== WORK INSTRUCTIONS ==
Beginning with the line where "Parse this screenshot: output" appears, restate the lines word for word through the last one in the listing.

SUPPLIED MATERIAL start

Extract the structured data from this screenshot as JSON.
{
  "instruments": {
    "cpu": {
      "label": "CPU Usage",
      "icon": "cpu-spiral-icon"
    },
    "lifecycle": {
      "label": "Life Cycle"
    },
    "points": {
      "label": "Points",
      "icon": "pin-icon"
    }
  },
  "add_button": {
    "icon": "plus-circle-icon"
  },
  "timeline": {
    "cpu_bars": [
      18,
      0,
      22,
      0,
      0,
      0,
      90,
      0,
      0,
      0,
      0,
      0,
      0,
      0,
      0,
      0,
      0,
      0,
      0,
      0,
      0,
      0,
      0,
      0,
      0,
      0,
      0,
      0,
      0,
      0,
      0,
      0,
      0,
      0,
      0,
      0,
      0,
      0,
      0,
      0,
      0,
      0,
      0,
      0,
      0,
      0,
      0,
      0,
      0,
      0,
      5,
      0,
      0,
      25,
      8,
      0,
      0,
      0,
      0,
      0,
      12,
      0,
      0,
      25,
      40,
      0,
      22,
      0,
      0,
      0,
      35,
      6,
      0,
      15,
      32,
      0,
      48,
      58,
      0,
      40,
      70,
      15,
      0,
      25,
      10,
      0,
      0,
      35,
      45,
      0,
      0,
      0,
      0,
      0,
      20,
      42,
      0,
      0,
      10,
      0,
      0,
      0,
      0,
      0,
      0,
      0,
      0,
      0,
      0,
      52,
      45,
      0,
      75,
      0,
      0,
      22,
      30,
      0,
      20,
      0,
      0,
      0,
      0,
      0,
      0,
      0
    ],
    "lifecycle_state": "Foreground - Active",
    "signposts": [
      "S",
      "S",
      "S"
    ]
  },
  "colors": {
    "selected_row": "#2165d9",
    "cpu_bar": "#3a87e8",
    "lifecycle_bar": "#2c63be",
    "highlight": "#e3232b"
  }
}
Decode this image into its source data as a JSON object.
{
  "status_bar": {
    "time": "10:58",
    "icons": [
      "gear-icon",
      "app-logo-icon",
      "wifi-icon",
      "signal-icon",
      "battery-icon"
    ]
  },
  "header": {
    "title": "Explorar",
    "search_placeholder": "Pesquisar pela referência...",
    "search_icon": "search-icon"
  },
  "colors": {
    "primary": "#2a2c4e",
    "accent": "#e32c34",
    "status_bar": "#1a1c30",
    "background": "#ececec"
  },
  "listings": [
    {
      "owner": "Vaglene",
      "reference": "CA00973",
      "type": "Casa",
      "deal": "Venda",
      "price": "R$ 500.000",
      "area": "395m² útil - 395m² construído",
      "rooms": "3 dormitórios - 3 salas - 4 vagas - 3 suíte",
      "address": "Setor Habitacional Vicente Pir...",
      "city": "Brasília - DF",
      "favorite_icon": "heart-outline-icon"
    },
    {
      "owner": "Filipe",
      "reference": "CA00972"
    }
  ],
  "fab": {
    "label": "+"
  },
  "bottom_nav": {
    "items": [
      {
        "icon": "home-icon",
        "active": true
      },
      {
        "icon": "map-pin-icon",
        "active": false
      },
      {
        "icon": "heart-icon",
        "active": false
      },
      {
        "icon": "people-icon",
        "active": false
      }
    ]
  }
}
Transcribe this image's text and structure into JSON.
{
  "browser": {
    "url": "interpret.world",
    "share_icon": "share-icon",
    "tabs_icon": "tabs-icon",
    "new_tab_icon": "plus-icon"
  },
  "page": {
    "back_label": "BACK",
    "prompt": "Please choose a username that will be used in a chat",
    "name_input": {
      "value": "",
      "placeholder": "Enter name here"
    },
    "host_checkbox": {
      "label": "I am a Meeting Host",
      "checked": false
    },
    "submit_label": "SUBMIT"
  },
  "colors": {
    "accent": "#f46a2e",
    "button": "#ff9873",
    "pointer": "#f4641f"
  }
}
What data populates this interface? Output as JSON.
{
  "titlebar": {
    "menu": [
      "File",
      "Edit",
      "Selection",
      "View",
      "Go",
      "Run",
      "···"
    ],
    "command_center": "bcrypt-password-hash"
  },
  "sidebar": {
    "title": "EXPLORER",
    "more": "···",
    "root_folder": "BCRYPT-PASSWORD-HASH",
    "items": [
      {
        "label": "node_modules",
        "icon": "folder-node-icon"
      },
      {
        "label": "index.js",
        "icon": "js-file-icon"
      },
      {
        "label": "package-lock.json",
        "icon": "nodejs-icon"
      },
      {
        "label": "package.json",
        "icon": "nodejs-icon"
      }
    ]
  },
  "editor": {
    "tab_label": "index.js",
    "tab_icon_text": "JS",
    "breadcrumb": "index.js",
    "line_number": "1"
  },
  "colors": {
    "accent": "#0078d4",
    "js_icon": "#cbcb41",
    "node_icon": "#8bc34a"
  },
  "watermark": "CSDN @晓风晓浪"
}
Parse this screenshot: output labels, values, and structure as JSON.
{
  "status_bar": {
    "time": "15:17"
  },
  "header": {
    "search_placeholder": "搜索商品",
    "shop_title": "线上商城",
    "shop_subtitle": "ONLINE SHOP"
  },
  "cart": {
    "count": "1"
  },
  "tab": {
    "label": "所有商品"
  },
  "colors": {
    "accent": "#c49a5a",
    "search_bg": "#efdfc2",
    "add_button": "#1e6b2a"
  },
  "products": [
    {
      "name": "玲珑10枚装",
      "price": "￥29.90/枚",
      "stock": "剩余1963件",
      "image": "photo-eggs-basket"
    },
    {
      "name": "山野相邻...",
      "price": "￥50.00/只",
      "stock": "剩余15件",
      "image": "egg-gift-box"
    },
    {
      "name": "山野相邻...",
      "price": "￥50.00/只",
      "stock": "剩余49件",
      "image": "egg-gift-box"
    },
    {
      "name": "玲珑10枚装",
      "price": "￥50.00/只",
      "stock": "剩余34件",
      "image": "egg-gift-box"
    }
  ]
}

SUPPLIED MATERIAL end

== ANSWER TO THE EXERCISE ==
Parse this screenshot: output labels, values, and structure as JSON.
{
  "status_bar": {
    "time": "15:17"
  },
  "header": {
    "search_placeholder": "搜索商品",
    "shop_title": "线上商城",
    "shop_subtitle": "ONLINE SHOP"
  },
  "cart": {
    "count": "1"
  },
  "tab": {
    "label": "所有商品"
  },
  "colors": {
    "accent": "#c49a5a",
    "search_bg": "#efdfc2",
    "add_button": "#1e6b2a"
  },
  "products": [
    {
      "name": "玲珑10枚装",
      "price": "￥29.90/枚",
      "stock": "剩余1963件",
      "image": "photo-eggs-basket"
    },
    {
      "name": "山野相邻...",
      "price": "￥50.00/只",
      "stock": "剩余15件",
      "image": "egg-gift-box"
    },
    {
      "name": "山野相邻...",
      "price": "￥50.00/只",
      "stock": "剩余49件",
      "image": "egg-gift-box"
    },
    {
      "name": "玲珑10枚装",
      "price": "￥50.00/只",
      "stock": "剩余34件",
      "image": "egg-gift-box"
    }
  ]
}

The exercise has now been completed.